● TASK REQUIREMENTS
Each entry here needs to be set down again exactly, please; pictures are left out.
— Begin DATA FOR THIS EXERCISE —
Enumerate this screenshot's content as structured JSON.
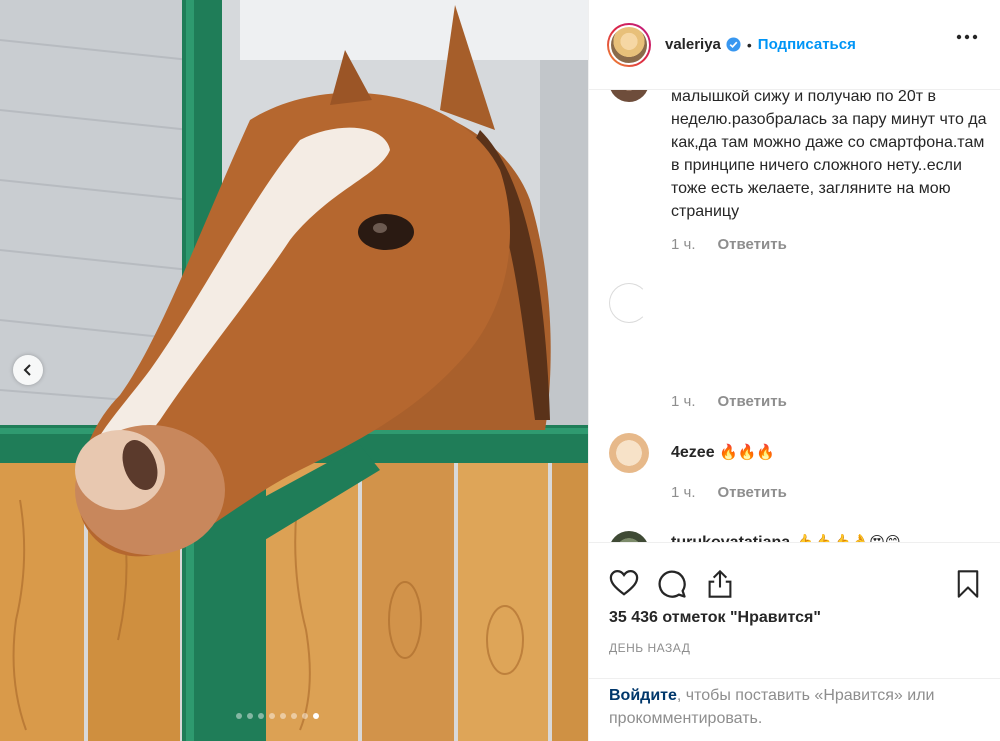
{
  "header": {
    "username": "valeriya",
    "separator": "•",
    "follow_label": "Подписаться"
  },
  "comments": [
    {
      "text": "малышкой сижу и получаю по 20т в неделю.разобралась за пару минут что да как,да там можно даже со смартфона.там в принципе ничего сложного нету..если тоже есть желаете, загляните на мою страницу",
      "time": "1 ч.",
      "reply": "Ответить"
    },
    {
      "text": "",
      "time": "1 ч.",
      "reply": "Ответить"
    },
    {
      "user": "4ezee",
      "emoji": "🔥🔥🔥",
      "time": "1 ч.",
      "reply": "Ответить"
    },
    {
      "user": "turukovatatiana",
      "emoji": "👍👍👍👌😍😊"
    }
  ],
  "actions": {
    "likes": "35 436 отметок \"Нравится\"",
    "time": "ДЕНЬ НАЗАД",
    "icons": [
      "heart-icon",
      "comment-icon",
      "share-icon",
      "bookmark-icon"
    ]
  },
  "login": {
    "link": "Войдите",
    "rest": ", чтобы поставить «Нравится» или прокомментировать."
  },
  "carousel": {
    "total": 8,
    "active": 7
  },
  "colors": {
    "accent": "#0095f6",
    "text": "#262626",
    "muted": "#8e8e8e"
  }
}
— End DATA FOR THIS EXERCISE —
● RESULT FOR THIS TASK
Enumerate this screenshot's content as structured JSON.
{
  "header": {
    "username": "valeriya",
    "separator": "•",
    "follow_label": "Подписаться"
  },
  "comments": [
    {
      "text": "малышкой сижу и получаю по 20т в неделю.разобралась за пару минут что да как,да там можно даже со смартфона.там в принципе ничего сложного нету..если тоже есть желаете, загляните на мою страницу",
      "time": "1 ч.",
      "reply": "Ответить"
    },
    {
      "text": "",
      "time": "1 ч.",
      "reply": "Ответить"
    },
    {
      "user": "4ezee",
      "emoji": "🔥🔥🔥",
      "time": "1 ч.",
      "reply": "Ответить"
    },
    {
      "user": "turukovatatiana",
      "emoji": "👍👍👍👌😍😊"
    }
  ],
  "actions": {
    "likes": "35 436 отметок \"Нравится\"",
    "time": "ДЕНЬ НАЗАД",
    "icons": [
      "heart-icon",
      "comment-icon",
      "share-icon",
      "bookmark-icon"
    ]
  },
  "login": {
    "link": "Войдите",
    "rest": ", чтобы поставить «Нравится» или прокомментировать."
  },
  "carousel": {
    "total": 8,
    "active": 7
  },
  "colors": {
    "accent": "#0095f6",
    "text": "#262626",
    "muted": "#8e8e8e"
  }
}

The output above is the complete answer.